*Set exercise*.
Find every line in the records below that contains the word "running", and copy each such line.

Extracted records
------------------------------------------------------------------------

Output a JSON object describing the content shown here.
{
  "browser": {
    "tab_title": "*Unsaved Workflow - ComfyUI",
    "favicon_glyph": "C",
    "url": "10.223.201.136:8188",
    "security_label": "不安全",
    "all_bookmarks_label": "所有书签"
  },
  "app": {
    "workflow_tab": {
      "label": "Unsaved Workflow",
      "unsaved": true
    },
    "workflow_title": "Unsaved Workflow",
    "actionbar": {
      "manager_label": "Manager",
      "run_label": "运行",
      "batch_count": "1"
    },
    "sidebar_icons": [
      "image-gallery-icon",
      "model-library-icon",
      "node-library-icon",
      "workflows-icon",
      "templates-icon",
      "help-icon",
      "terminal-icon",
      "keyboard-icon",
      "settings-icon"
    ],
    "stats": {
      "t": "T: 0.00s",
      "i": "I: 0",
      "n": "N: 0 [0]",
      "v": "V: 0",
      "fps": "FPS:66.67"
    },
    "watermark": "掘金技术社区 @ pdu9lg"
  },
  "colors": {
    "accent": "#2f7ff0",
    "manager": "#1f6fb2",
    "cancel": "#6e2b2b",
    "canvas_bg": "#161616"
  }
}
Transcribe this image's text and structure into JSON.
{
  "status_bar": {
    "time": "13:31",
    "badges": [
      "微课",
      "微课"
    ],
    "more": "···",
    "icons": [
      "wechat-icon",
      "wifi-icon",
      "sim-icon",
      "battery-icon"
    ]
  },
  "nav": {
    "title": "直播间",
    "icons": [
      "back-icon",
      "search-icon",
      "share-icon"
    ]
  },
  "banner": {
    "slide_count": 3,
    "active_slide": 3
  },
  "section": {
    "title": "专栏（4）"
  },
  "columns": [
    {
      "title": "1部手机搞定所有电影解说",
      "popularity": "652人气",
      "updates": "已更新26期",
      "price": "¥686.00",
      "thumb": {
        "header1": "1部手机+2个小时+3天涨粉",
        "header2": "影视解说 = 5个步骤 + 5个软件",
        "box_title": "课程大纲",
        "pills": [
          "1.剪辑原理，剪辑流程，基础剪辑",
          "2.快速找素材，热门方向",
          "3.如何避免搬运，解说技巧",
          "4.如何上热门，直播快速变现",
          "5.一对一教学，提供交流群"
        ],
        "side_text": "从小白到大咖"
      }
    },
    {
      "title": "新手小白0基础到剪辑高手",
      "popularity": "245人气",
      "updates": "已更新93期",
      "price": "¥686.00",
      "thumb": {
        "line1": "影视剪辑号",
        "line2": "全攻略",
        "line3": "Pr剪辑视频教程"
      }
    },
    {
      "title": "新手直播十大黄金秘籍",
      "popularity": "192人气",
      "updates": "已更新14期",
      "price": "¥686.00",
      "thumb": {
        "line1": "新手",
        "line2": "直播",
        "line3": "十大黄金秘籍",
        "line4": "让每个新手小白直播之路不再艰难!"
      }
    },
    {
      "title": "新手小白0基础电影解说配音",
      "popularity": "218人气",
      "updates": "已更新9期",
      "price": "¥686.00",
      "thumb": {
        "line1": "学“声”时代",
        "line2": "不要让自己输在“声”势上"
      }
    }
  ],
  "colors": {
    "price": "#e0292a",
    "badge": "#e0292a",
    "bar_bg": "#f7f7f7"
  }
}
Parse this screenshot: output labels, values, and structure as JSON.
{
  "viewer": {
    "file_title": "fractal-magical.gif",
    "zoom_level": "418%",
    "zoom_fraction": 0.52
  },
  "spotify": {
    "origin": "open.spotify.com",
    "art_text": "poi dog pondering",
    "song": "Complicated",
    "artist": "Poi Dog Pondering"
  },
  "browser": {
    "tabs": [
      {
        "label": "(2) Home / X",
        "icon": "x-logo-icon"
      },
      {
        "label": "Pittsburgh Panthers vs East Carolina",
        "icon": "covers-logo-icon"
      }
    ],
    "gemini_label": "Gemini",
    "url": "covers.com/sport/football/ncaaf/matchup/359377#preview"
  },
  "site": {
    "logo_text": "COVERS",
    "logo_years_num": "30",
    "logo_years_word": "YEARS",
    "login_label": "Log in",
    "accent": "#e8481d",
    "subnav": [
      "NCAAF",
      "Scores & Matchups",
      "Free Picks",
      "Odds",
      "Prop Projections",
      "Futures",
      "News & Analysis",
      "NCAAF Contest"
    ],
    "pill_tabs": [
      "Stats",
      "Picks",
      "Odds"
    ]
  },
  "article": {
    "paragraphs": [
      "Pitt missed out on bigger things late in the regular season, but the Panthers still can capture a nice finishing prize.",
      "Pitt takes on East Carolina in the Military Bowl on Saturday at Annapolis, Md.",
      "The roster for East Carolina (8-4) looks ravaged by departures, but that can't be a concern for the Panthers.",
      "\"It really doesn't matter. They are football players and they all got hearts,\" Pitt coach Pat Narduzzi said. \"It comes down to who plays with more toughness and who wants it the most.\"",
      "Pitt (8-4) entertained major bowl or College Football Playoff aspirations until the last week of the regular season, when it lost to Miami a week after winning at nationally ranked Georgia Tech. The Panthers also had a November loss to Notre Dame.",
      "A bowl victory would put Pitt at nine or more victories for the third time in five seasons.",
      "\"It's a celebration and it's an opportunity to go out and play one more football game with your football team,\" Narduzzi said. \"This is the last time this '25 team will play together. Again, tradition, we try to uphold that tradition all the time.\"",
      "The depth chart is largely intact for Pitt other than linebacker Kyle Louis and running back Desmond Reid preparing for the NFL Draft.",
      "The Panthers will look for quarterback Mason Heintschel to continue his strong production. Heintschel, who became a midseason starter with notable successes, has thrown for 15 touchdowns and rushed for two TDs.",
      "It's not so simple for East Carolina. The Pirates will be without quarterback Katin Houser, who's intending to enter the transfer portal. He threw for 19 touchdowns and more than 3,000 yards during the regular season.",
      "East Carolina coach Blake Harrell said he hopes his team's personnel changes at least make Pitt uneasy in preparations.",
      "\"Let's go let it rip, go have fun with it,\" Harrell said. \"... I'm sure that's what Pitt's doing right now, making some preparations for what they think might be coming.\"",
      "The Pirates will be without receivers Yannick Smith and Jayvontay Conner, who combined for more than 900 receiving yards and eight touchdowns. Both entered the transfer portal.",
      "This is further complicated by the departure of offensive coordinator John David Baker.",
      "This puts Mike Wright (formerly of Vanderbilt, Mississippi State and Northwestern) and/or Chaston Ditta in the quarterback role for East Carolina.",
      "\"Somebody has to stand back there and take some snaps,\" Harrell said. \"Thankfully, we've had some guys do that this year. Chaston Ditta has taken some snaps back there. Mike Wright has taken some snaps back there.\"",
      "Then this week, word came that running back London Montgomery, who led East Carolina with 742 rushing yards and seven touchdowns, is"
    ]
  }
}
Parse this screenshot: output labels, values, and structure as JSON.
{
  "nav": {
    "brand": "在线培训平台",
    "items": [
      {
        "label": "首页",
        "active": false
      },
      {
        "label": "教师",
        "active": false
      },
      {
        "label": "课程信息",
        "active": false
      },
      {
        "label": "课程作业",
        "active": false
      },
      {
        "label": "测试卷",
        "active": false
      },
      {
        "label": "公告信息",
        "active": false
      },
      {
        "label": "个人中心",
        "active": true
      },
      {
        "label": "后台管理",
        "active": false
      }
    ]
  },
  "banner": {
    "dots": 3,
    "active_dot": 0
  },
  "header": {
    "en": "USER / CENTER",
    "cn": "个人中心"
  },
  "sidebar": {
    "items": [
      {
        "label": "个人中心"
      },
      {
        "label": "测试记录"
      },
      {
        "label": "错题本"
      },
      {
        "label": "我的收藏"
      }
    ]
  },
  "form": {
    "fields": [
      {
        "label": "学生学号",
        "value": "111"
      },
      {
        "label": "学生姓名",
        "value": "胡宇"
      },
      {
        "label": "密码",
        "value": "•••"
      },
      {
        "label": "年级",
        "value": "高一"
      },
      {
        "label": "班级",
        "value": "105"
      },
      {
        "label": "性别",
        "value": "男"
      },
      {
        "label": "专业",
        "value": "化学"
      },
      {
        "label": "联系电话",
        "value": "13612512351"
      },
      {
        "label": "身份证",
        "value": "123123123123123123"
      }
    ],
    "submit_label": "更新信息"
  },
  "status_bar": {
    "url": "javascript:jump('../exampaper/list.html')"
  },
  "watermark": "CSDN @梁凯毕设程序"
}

------------------------------------------------------------------------

*Task solution*.
      "The depth chart is largely intact for Pitt other than linebacker Kyle Louis and running back Desmond Reid preparing for the NFL Draft.",
      "Then this week, word came that running back London Montgomery, who led East Carolina with 742 rushing yards and seven touchdowns, is"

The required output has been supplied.